* [Source data]
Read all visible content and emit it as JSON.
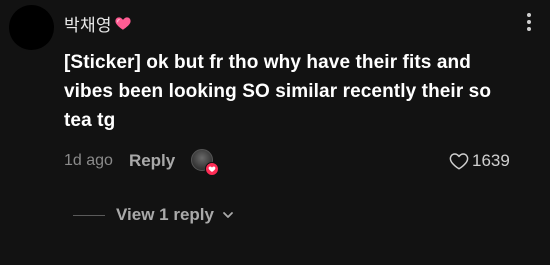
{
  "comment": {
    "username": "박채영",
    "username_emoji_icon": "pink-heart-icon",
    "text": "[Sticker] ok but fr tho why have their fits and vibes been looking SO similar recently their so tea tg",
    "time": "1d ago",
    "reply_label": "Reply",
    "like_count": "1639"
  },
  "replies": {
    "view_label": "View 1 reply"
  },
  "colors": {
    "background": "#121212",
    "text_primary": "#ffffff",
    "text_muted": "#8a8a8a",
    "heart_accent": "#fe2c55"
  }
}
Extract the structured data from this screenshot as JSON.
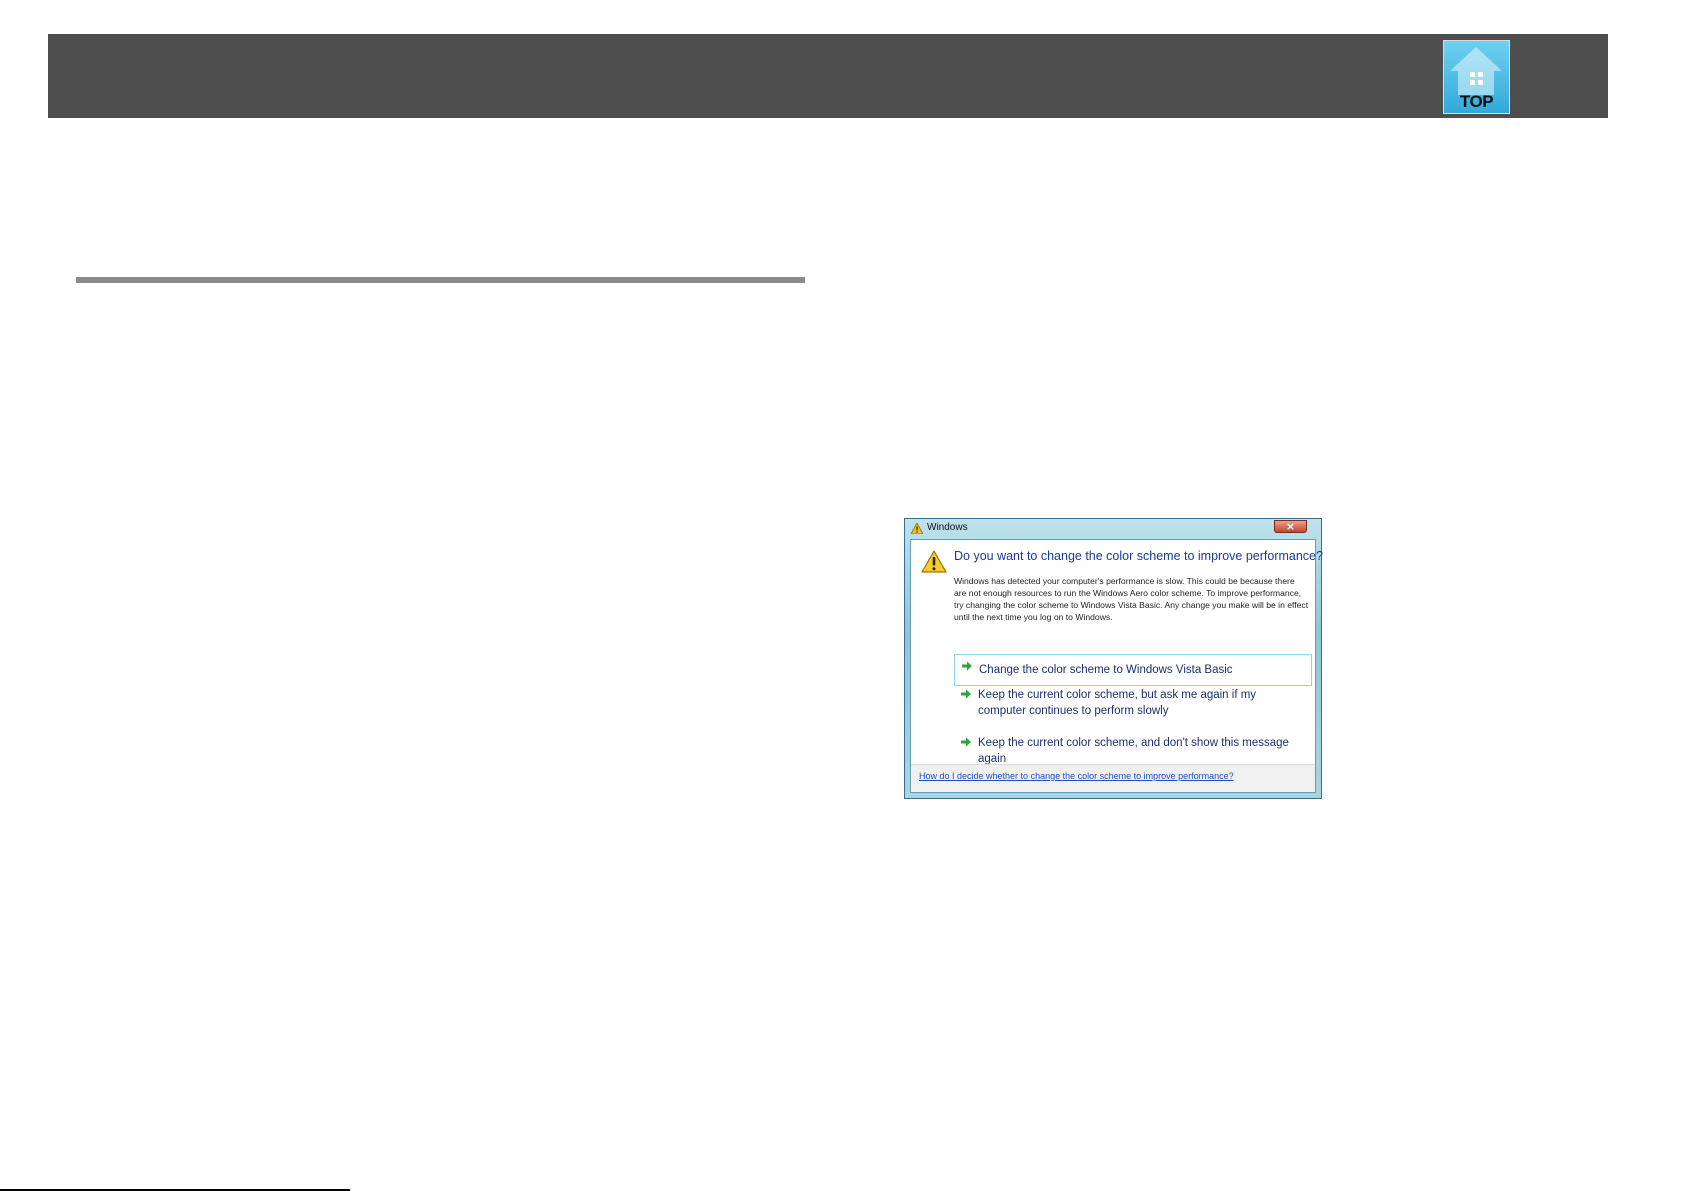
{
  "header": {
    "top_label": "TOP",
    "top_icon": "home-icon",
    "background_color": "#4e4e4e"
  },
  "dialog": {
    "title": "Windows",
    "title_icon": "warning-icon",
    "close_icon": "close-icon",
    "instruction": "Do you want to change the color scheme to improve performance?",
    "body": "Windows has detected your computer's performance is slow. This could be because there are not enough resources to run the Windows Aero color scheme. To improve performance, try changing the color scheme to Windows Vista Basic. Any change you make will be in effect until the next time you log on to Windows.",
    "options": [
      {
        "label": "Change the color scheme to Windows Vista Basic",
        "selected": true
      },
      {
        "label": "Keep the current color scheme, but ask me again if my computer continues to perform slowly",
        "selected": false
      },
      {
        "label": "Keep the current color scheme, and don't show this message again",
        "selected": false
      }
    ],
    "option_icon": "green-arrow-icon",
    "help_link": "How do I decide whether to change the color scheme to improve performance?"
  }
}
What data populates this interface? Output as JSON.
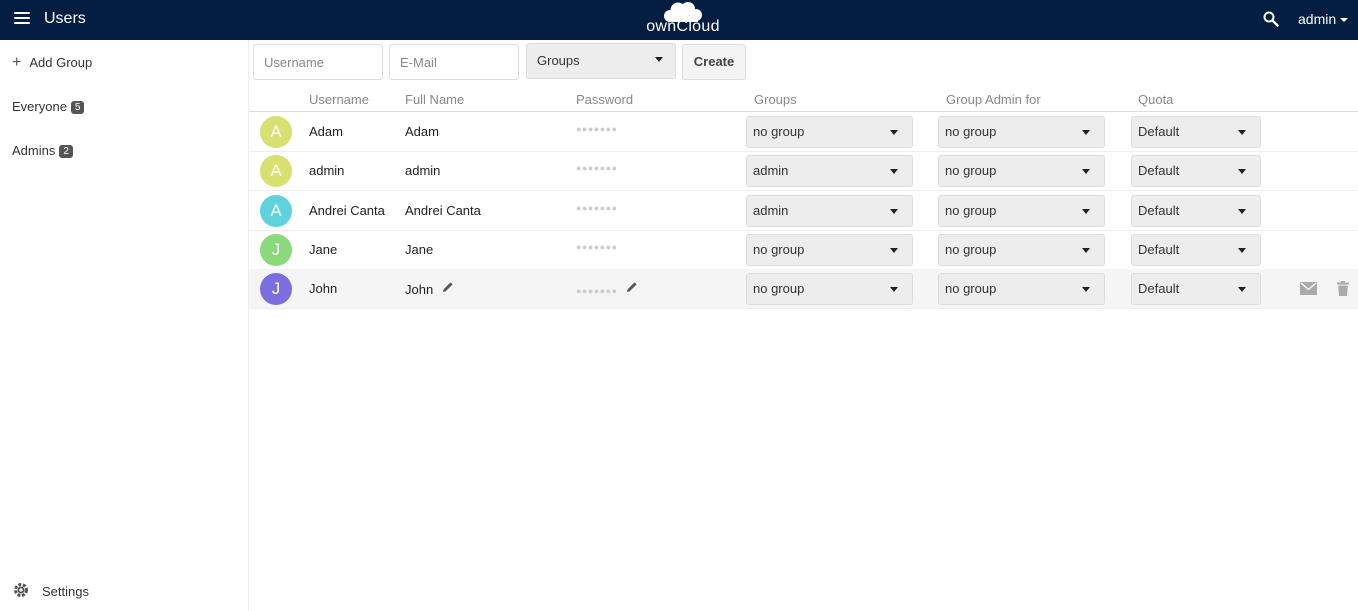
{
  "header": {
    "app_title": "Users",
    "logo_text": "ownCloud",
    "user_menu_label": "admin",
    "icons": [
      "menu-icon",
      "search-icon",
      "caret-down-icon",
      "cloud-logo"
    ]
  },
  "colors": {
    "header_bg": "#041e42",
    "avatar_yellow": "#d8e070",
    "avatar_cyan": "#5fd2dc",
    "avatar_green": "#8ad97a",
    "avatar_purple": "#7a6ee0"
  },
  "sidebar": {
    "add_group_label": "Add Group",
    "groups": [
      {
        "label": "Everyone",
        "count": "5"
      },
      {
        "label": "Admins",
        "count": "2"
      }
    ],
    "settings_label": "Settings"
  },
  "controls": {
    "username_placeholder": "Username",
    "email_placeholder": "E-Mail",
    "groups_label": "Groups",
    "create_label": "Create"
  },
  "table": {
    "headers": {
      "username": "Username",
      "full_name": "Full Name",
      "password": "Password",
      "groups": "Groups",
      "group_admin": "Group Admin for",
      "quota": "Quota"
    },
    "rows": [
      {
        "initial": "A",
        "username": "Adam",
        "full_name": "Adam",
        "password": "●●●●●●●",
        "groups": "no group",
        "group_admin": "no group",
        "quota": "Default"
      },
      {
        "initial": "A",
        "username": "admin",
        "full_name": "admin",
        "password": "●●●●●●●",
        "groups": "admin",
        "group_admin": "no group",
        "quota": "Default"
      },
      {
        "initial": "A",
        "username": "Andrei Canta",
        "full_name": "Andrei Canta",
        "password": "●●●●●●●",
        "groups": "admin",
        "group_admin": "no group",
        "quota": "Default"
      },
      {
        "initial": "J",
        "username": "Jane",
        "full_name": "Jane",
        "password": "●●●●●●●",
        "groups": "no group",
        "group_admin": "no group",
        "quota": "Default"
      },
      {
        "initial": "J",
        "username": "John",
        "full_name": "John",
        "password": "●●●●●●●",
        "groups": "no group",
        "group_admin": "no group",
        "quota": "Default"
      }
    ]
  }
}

* [Task brief]
Pull out every line of the records that includes the string "performance".

* [Solution to the problem]
    "instruction": "Do you want to change the color scheme to improve performance?",
    "body": "Windows has detected your computer's performance is slow. This could be because there are not enough resources to run the Windows Aero color scheme. To improve performance, try changing the color scheme to Windows Vista Basic. Any change you make will be in effect until the next time you log on to Windows.",
    "help_link": "How do I decide whether to change the color scheme to improve performance?"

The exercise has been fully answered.